#### [What to do]
Transcribe the records below exactly.

(Dataset excerpt)
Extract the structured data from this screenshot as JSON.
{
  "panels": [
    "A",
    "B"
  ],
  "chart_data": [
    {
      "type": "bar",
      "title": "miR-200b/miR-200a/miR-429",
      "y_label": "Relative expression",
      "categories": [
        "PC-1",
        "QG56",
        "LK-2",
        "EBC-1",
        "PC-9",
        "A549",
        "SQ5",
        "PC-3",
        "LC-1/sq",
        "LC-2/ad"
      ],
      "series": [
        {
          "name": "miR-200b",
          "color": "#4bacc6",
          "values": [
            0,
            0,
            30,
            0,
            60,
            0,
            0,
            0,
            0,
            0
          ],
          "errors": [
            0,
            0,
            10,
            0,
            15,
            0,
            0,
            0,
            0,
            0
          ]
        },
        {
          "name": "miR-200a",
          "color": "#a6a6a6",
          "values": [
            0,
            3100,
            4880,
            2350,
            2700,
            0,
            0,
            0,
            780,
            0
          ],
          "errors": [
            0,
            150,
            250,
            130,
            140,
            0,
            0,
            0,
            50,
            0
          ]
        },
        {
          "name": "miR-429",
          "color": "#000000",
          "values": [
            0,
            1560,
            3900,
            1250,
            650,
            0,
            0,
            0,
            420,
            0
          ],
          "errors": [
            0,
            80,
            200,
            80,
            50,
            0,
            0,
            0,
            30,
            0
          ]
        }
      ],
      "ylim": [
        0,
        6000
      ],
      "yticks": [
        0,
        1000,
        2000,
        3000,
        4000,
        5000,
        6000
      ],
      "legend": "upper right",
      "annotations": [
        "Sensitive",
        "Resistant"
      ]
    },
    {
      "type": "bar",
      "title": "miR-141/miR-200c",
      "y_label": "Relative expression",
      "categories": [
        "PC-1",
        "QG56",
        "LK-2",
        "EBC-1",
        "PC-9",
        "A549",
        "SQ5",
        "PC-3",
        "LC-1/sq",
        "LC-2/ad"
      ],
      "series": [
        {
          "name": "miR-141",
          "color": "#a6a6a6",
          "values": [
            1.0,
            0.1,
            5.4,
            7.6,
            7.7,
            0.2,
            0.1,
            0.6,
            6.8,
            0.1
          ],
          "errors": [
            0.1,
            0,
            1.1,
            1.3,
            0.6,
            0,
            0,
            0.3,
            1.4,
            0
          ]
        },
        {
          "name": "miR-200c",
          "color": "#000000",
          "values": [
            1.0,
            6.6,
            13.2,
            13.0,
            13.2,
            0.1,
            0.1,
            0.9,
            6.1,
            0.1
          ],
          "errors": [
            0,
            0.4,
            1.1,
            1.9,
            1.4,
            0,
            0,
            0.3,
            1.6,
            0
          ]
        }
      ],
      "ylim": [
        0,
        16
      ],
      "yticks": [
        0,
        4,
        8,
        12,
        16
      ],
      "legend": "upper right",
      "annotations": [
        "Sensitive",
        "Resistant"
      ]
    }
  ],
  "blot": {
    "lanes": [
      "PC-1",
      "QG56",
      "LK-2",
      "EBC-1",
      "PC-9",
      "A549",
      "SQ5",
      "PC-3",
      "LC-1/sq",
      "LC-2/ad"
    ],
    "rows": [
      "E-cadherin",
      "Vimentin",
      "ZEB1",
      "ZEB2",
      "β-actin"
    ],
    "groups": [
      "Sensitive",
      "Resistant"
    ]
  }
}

#### [Written answer]
Extract the structured data from this screenshot as JSON.
{
  "panels": [
    "A",
    "B"
  ],
  "chart_data": [
    {
      "type": "bar",
      "title": "miR-200b/miR-200a/miR-429",
      "y_label": "Relative expression",
      "categories": [
        "PC-1",
        "QG56",
        "LK-2",
        "EBC-1",
        "PC-9",
        "A549",
        "SQ5",
        "PC-3",
        "LC-1/sq",
        "LC-2/ad"
      ],
      "series": [
        {
          "name": "miR-200b",
          "color": "#4bacc6",
          "values": [
            0,
            0,
            30,
            0,
            60,
            0,
            0,
            0,
            0,
            0
          ],
          "errors": [
            0,
            0,
            10,
            0,
            15,
            0,
            0,
            0,
            0,
            0
          ]
        },
        {
          "name": "miR-200a",
          "color": "#a6a6a6",
          "values": [
            0,
            3100,
            4880,
            2350,
            2700,
            0,
            0,
            0,
            780,
            0
          ],
          "errors": [
            0,
            150,
            250,
            130,
            140,
            0,
            0,
            0,
            50,
            0
          ]
        },
        {
          "name": "miR-429",
          "color": "#000000",
          "values": [
            0,
            1560,
            3900,
            1250,
            650,
            0,
            0,
            0,
            420,
            0
          ],
          "errors": [
            0,
            80,
            200,
            80,
            50,
            0,
            0,
            0,
            30,
            0
          ]
        }
      ],
      "ylim": [
        0,
        6000
      ],
      "yticks": [
        0,
        1000,
        2000,
        3000,
        4000,
        5000,
        6000
      ],
      "legend": "upper right",
      "annotations": [
        "Sensitive",
        "Resistant"
      ]
    },
    {
      "type": "bar",
      "title": "miR-141/miR-200c",
      "y_label": "Relative expression",
      "categories": [
        "PC-1",
        "QG56",
        "LK-2",
        "EBC-1",
        "PC-9",
        "A549",
        "SQ5",
        "PC-3",
        "LC-1/sq",
        "LC-2/ad"
      ],
      "series": [
        {
          "name": "miR-141",
          "color": "#a6a6a6",
          "values": [
            1.0,
            0.1,
            5.4,
            7.6,
            7.7,
            0.2,
            0.1,
            0.6,
            6.8,
            0.1
          ],
          "errors": [
            0.1,
            0,
            1.1,
            1.3,
            0.6,
            0,
            0,
            0.3,
            1.4,
            0
          ]
        },
        {
          "name": "miR-200c",
          "color": "#000000",
          "values": [
            1.0,
            6.6,
            13.2,
            13.0,
            13.2,
            0.1,
            0.1,
            0.9,
            6.1,
            0.1
          ],
          "errors": [
            0,
            0.4,
            1.1,
            1.9,
            1.4,
            0,
            0,
            0.3,
            1.6,
            0
          ]
        }
      ],
      "ylim": [
        0,
        16
      ],
      "yticks": [
        0,
        4,
        8,
        12,
        16
      ],
      "legend": "upper right",
      "annotations": [
        "Sensitive",
        "Resistant"
      ]
    }
  ],
  "blot": {
    "lanes": [
      "PC-1",
      "QG56",
      "LK-2",
      "EBC-1",
      "PC-9",
      "A549",
      "SQ5",
      "PC-3",
      "LC-1/sq",
      "LC-2/ad"
    ],
    "rows": [
      "E-cadherin",
      "Vimentin",
      "ZEB1",
      "ZEB2",
      "β-actin"
    ],
    "groups": [
      "Sensitive",
      "Resistant"
    ]
  }
}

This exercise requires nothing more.